WHAT IS BEING ASKED - Your task is to print every entry below exactly as given.

--- START RAW DATA ---

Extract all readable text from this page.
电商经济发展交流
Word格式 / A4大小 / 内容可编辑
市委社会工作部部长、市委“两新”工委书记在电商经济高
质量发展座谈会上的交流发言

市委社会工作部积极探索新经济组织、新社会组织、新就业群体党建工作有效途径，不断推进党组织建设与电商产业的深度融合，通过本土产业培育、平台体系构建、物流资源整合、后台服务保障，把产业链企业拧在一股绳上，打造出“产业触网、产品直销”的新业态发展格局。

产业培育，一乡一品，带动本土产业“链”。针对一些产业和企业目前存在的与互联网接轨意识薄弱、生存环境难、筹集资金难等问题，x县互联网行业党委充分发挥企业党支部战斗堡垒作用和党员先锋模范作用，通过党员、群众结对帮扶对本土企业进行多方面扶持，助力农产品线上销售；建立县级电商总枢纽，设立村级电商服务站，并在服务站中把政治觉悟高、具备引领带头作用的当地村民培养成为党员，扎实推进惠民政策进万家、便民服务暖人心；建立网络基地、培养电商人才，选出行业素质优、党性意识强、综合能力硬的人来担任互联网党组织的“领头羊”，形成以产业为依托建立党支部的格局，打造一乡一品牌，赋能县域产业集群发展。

--- END RAW DATA ---

SOLUTION FOR THIS EXERCISE -
Extract all readable text from this page.
电商经济发展交流
Word格式 / A4大小 / 内容可编辑
市委社会工作部部长、市委“两新”工委书记在电商经济高
质量发展座谈会上的交流发言

市委社会工作部积极探索新经济组织、新社会组织、新就业群体党建工作有效途径，不断推进党组织建设与电商产业的深度融合，通过本土产业培育、平台体系构建、物流资源整合、后台服务保障，把产业链企业拧在一股绳上，打造出“产业触网、产品直销”的新业态发展格局。

产业培育，一乡一品，带动本土产业“链”。针对一些产业和企业目前存在的与互联网接轨意识薄弱、生存环境难、筹集资金难等问题，x县互联网行业党委充分发挥企业党支部战斗堡垒作用和党员先锋模范作用，通过党员、群众结对帮扶对本土企业进行多方面扶持，助力农产品线上销售；建立县级电商总枢纽，设立村级电商服务站，并在服务站中把政治觉悟高、具备引领带头作用的当地村民培养成为党员，扎实推进惠民政策进万家、便民服务暖人心；建立网络基地、培养电商人才，选出行业素质优、党性意识强、综合能力硬的人来担任互联网党组织的“领头羊”，形成以产业为依托建立党支部的格局，打造一乡一品牌，赋能县域产业集群发展。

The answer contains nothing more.